(Rows from a dataset)
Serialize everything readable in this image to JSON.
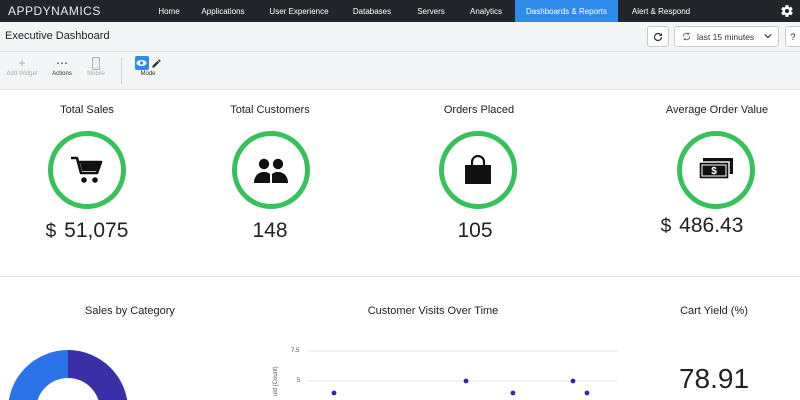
{
  "nav": {
    "logo": "APPDYNAMICS",
    "items": [
      {
        "label": "Home",
        "active": false
      },
      {
        "label": "Applications",
        "active": false
      },
      {
        "label": "User Experience",
        "active": false
      },
      {
        "label": "Databases",
        "active": false
      },
      {
        "label": "Servers",
        "active": false
      },
      {
        "label": "Analytics",
        "active": false
      },
      {
        "label": "Dashboards & Reports",
        "active": true
      },
      {
        "label": "Alert & Respond",
        "active": false
      }
    ],
    "settings_icon": "gear-icon"
  },
  "header": {
    "title": "Executive Dashboard",
    "time_range": "last 15 minutes",
    "help": "?"
  },
  "toolbar": {
    "add_widget": "Add Widget",
    "actions": "Actions",
    "mobile": "Mobile",
    "mode": "Mode"
  },
  "kpis": [
    {
      "title": "Total Sales",
      "prefix": "$",
      "value": "51,075",
      "icon": "shopping-cart-icon"
    },
    {
      "title": "Total Customers",
      "prefix": "",
      "value": "148",
      "icon": "users-icon"
    },
    {
      "title": "Orders Placed",
      "prefix": "",
      "value": "105",
      "icon": "shopping-bag-icon"
    },
    {
      "title": "Average Order Value",
      "prefix": "$",
      "value": "486.43",
      "icon": "money-icon"
    }
  ],
  "widgets": {
    "sales_by_category": {
      "title": "Sales by Category"
    },
    "customer_visits": {
      "title": "Customer Visits Over Time",
      "y_ticks": [
        "7.5",
        "5"
      ],
      "ylabel": "uid (Count)"
    },
    "cart_yield": {
      "title": "Cart Yield (%)",
      "value": "78.91"
    }
  },
  "chart_data": {
    "type": "scatter",
    "title": "Customer Visits Over Time",
    "ylabel": "uid (Count)",
    "ylim": [
      0,
      7.5
    ],
    "y_ticks": [
      7.5,
      5
    ],
    "series": [
      {
        "values": [
          4,
          5,
          4,
          5,
          4
        ]
      }
    ],
    "grid": true
  },
  "colors": {
    "nav_bg": "#22262b",
    "nav_active": "#2d8ceb",
    "ring": "#35c25a",
    "donut_blue": "#2a73e8",
    "donut_purple": "#3b2fa8",
    "points": "#2f2aa6"
  }
}
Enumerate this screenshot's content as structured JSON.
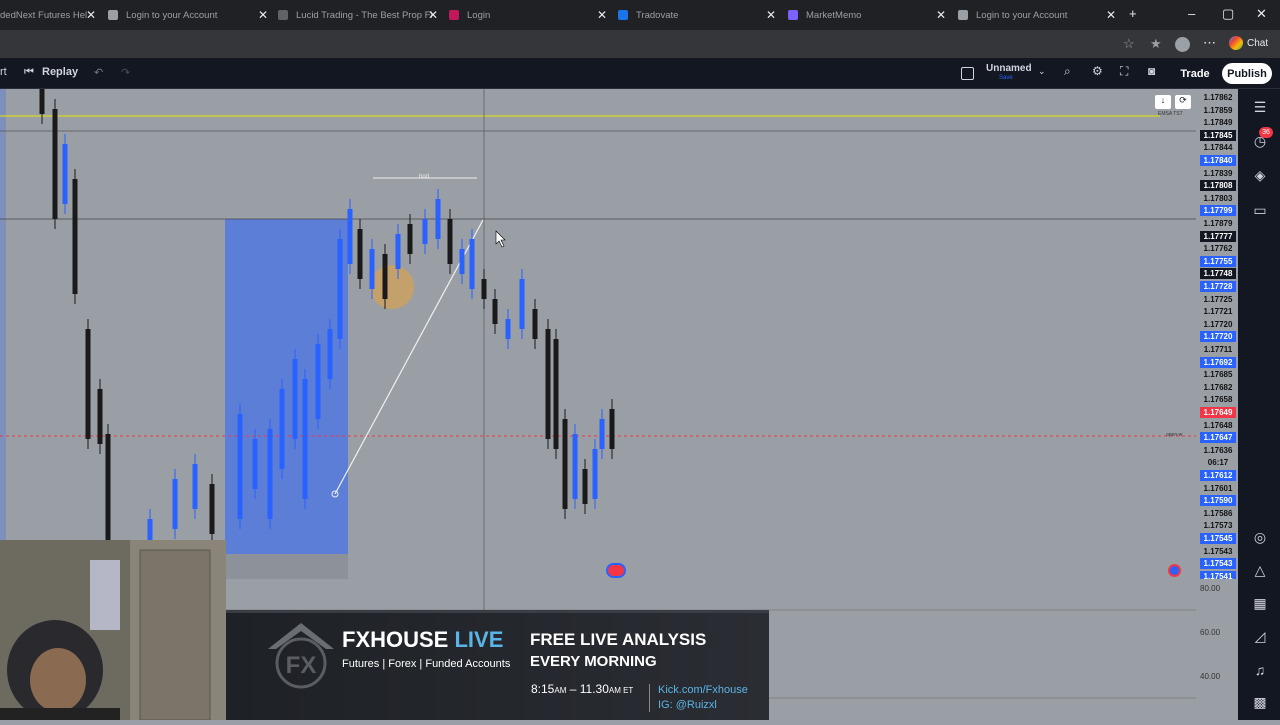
{
  "browser": {
    "tabs": [
      {
        "title": "dedNext Futures Hel",
        "color": "#f4b400"
      },
      {
        "title": "Login to your Account",
        "color": "#9aa0a6"
      },
      {
        "title": "Lucid Trading - The Best Prop Fi",
        "color": "#5f6368"
      },
      {
        "title": "Login",
        "color": "#c2185b"
      },
      {
        "title": "Tradovate",
        "color": "#1a73e8"
      },
      {
        "title": "MarketMemo",
        "color": "#7b61ff"
      },
      {
        "title": "Login to your Account",
        "color": "#9aa0a6"
      }
    ],
    "chat_label": "Chat"
  },
  "toolbar": {
    "left_fragment": "rt",
    "replay_label": "Replay",
    "layout_name": "Unnamed",
    "layout_sub": "Save",
    "trade_label": "Trade",
    "publish_label": "Publish"
  },
  "chart": {
    "hod_label": "hod",
    "emsa_label": "EMSA TST",
    "open_label": "open-w",
    "colors": {
      "bull": "#2962ff",
      "bear": "#1a1a1a",
      "zone": "#2962ff",
      "accent": "#f23645"
    }
  },
  "price_labels": [
    {
      "v": "1.17862",
      "s": ""
    },
    {
      "v": "1.17859",
      "s": ""
    },
    {
      "v": "1.17849",
      "s": ""
    },
    {
      "v": "1.17845",
      "s": "k"
    },
    {
      "v": "1.17844",
      "s": ""
    },
    {
      "v": "1.17840",
      "s": "b"
    },
    {
      "v": "1.17839",
      "s": ""
    },
    {
      "v": "1.17808",
      "s": "k"
    },
    {
      "v": "1.17803",
      "s": ""
    },
    {
      "v": "1.17799",
      "s": "b"
    },
    {
      "v": "1.17879",
      "s": ""
    },
    {
      "v": "1.17777",
      "s": "k"
    },
    {
      "v": "1.17762",
      "s": ""
    },
    {
      "v": "1.17755",
      "s": "b"
    },
    {
      "v": "1.17748",
      "s": "k"
    },
    {
      "v": "1.17728",
      "s": "b"
    },
    {
      "v": "1.17725",
      "s": ""
    },
    {
      "v": "1.17721",
      "s": ""
    },
    {
      "v": "1.17720",
      "s": ""
    },
    {
      "v": "1.17720",
      "s": "b"
    },
    {
      "v": "1.17711",
      "s": ""
    },
    {
      "v": "1.17692",
      "s": "b"
    },
    {
      "v": "1.17685",
      "s": ""
    },
    {
      "v": "1.17682",
      "s": ""
    },
    {
      "v": "1.17658",
      "s": ""
    },
    {
      "v": "1.17649",
      "s": "r"
    },
    {
      "v": "1.17648",
      "s": ""
    },
    {
      "v": "1.17647",
      "s": "b"
    },
    {
      "v": "1.17636",
      "s": ""
    },
    {
      "v": "06:17",
      "s": ""
    },
    {
      "v": "1.17612",
      "s": "b"
    },
    {
      "v": "1.17601",
      "s": ""
    },
    {
      "v": "1.17590",
      "s": "b"
    },
    {
      "v": "1.17586",
      "s": ""
    },
    {
      "v": "1.17573",
      "s": ""
    },
    {
      "v": "1.17545",
      "s": "b"
    },
    {
      "v": "1.17543",
      "s": ""
    },
    {
      "v": "1.17543",
      "s": "b"
    },
    {
      "v": "1.17541",
      "s": "b"
    }
  ],
  "oscillator_levels": [
    "80.00",
    "60.00",
    "40.00"
  ],
  "notification_count": "36",
  "banner": {
    "brand": "FXHOUSE",
    "brand_live": "LIVE",
    "tagline": "Futures | Forex | Funded Accounts",
    "headline_1": "FREE LIVE ANALYSIS",
    "headline_2": "EVERY MORNING",
    "time_start": "8:15",
    "time_start_suffix": "AM",
    "time_dash": "–",
    "time_end": "11.30",
    "time_end_suffix": "AM ET",
    "kick": "Kick.com/Fxhouse",
    "ig": "IG: @Ruizxl"
  }
}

◆ Work to complete: Leave every image out, and retype the material exactly.

◆ Task answer:
Serialize everything readable in this image to JSON.
{
  "nav": {
    "logo": "APPDYNAMICS",
    "items": [
      {
        "label": "Home",
        "active": false
      },
      {
        "label": "Applications",
        "active": false
      },
      {
        "label": "User Experience",
        "active": false
      },
      {
        "label": "Databases",
        "active": false
      },
      {
        "label": "Servers",
        "active": false
      },
      {
        "label": "Analytics",
        "active": false
      },
      {
        "label": "Dashboards & Reports",
        "active": true
      },
      {
        "label": "Alert & Respond",
        "active": false
      }
    ],
    "settings_icon": "gear-icon"
  },
  "header": {
    "title": "Executive Dashboard",
    "time_range": "last 15 minutes",
    "help": "?"
  },
  "toolbar": {
    "add_widget": "Add Widget",
    "actions": "Actions",
    "mobile": "Mobile",
    "mode": "Mode"
  },
  "kpis": [
    {
      "title": "Total Sales",
      "prefix": "$",
      "value": "51,075",
      "icon": "shopping-cart-icon"
    },
    {
      "title": "Total Customers",
      "prefix": "",
      "value": "148",
      "icon": "users-icon"
    },
    {
      "title": "Orders Placed",
      "prefix": "",
      "value": "105",
      "icon": "shopping-bag-icon"
    },
    {
      "title": "Average Order Value",
      "prefix": "$",
      "value": "486.43",
      "icon": "money-icon"
    }
  ],
  "widgets": {
    "sales_by_category": {
      "title": "Sales by Category"
    },
    "customer_visits": {
      "title": "Customer Visits Over Time",
      "y_ticks": [
        "7.5",
        "5"
      ],
      "ylabel": "uid (Count)"
    },
    "cart_yield": {
      "title": "Cart Yield (%)",
      "value": "78.91"
    }
  },
  "chart_data": {
    "type": "scatter",
    "title": "Customer Visits Over Time",
    "ylabel": "uid (Count)",
    "ylim": [
      0,
      7.5
    ],
    "y_ticks": [
      7.5,
      5
    ],
    "series": [
      {
        "values": [
          4,
          5,
          4,
          5,
          4
        ]
      }
    ],
    "grid": true
  },
  "colors": {
    "nav_bg": "#22262b",
    "nav_active": "#2d8ceb",
    "ring": "#35c25a",
    "donut_blue": "#2a73e8",
    "donut_purple": "#3b2fa8",
    "points": "#2f2aa6"
  }
}
Enumerate this screenshot's content as structured JSON.
{
  "browser": {
    "tabs": [
      {
        "title": "dedNext Futures Hel",
        "color": "#f4b400"
      },
      {
        "title": "Login to your Account",
        "color": "#9aa0a6"
      },
      {
        "title": "Lucid Trading - The Best Prop Fi",
        "color": "#5f6368"
      },
      {
        "title": "Login",
        "color": "#c2185b"
      },
      {
        "title": "Tradovate",
        "color": "#1a73e8"
      },
      {
        "title": "MarketMemo",
        "color": "#7b61ff"
      },
      {
        "title": "Login to your Account",
        "color": "#9aa0a6"
      }
    ],
    "chat_label": "Chat"
  },
  "toolbar": {
    "left_fragment": "rt",
    "replay_label": "Replay",
    "layout_name": "Unnamed",
    "layout_sub": "Save",
    "trade_label": "Trade",
    "publish_label": "Publish"
  },
  "chart": {
    "hod_label": "hod",
    "emsa_label": "EMSA TST",
    "open_label": "open-w",
    "colors": {
      "bull": "#2962ff",
      "bear": "#1a1a1a",
      "zone": "#2962ff",
      "accent": "#f23645"
    }
  },
  "price_labels": [
    {
      "v": "1.17862",
      "s": ""
    },
    {
      "v": "1.17859",
      "s": ""
    },
    {
      "v": "1.17849",
      "s": ""
    },
    {
      "v": "1.17845",
      "s": "k"
    },
    {
      "v": "1.17844",
      "s": ""
    },
    {
      "v": "1.17840",
      "s": "b"
    },
    {
      "v": "1.17839",
      "s": ""
    },
    {
      "v": "1.17808",
      "s": "k"
    },
    {
      "v": "1.17803",
      "s": ""
    },
    {
      "v": "1.17799",
      "s": "b"
    },
    {
      "v": "1.17879",
      "s": ""
    },
    {
      "v": "1.17777",
      "s": "k"
    },
    {
      "v": "1.17762",
      "s": ""
    },
    {
      "v": "1.17755",
      "s": "b"
    },
    {
      "v": "1.17748",
      "s": "k"
    },
    {
      "v": "1.17728",
      "s": "b"
    },
    {
      "v": "1.17725",
      "s": ""
    },
    {
      "v": "1.17721",
      "s": ""
    },
    {
      "v": "1.17720",
      "s": ""
    },
    {
      "v": "1.17720",
      "s": "b"
    },
    {
      "v": "1.17711",
      "s": ""
    },
    {
      "v": "1.17692",
      "s": "b"
    },
    {
      "v": "1.17685",
      "s": ""
    },
    {
      "v": "1.17682",
      "s": ""
    },
    {
      "v": "1.17658",
      "s": ""
    },
    {
      "v": "1.17649",
      "s": "r"
    },
    {
      "v": "1.17648",
      "s": ""
    },
    {
      "v": "1.17647",
      "s": "b"
    },
    {
      "v": "1.17636",
      "s": ""
    },
    {
      "v": "06:17",
      "s": ""
    },
    {
      "v": "1.17612",
      "s": "b"
    },
    {
      "v": "1.17601",
      "s": ""
    },
    {
      "v": "1.17590",
      "s": "b"
    },
    {
      "v": "1.17586",
      "s": ""
    },
    {
      "v": "1.17573",
      "s": ""
    },
    {
      "v": "1.17545",
      "s": "b"
    },
    {
      "v": "1.17543",
      "s": ""
    },
    {
      "v": "1.17543",
      "s": "b"
    },
    {
      "v": "1.17541",
      "s": "b"
    }
  ],
  "oscillator_levels": [
    "80.00",
    "60.00",
    "40.00"
  ],
  "notification_count": "36",
  "banner": {
    "brand": "FXHOUSE",
    "brand_live": "LIVE",
    "tagline": "Futures | Forex | Funded Accounts",
    "headline_1": "FREE LIVE ANALYSIS",
    "headline_2": "EVERY MORNING",
    "time_start": "8:15",
    "time_start_suffix": "AM",
    "time_dash": "–",
    "time_end": "11.30",
    "time_end_suffix": "AM ET",
    "kick": "Kick.com/Fxhouse",
    "ig": "IG: @Ruizxl"
  }
}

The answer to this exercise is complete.